**EXERCISE PROMPT**
Working from the listing below, pick each line containing the word "Reactome" and copy it.

**EXTRACTED INFORMATION**
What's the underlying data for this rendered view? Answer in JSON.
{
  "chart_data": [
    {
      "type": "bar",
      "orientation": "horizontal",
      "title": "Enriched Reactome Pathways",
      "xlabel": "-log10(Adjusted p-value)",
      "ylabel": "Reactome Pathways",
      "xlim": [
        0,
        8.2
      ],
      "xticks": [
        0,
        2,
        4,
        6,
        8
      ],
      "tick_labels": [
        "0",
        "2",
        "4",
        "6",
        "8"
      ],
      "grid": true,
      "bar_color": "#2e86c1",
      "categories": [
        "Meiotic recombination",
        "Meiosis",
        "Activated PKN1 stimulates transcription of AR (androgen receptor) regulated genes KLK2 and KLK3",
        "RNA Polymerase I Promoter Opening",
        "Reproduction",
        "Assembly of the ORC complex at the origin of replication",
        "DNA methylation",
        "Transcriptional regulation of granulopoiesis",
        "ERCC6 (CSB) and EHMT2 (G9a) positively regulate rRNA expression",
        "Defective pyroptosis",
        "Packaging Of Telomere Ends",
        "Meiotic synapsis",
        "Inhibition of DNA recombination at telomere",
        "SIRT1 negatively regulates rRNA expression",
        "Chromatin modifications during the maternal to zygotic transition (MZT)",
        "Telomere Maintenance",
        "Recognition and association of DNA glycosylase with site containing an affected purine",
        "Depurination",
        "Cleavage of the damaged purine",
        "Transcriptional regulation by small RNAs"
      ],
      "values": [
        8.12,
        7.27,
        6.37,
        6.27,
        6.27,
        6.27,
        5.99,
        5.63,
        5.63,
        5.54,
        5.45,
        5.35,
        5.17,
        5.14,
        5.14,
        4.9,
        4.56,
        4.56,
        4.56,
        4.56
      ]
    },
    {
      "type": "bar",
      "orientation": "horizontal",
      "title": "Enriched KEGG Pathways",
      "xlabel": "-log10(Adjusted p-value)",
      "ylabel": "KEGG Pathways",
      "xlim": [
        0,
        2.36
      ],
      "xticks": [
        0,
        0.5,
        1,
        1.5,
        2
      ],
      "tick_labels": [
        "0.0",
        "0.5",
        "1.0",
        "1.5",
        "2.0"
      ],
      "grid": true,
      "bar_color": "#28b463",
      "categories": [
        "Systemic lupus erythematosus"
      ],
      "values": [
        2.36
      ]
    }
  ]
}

**EXERCISE RESPONSE**
      "title": "Enriched Reactome Pathways",
      "ylabel": "Reactome Pathways",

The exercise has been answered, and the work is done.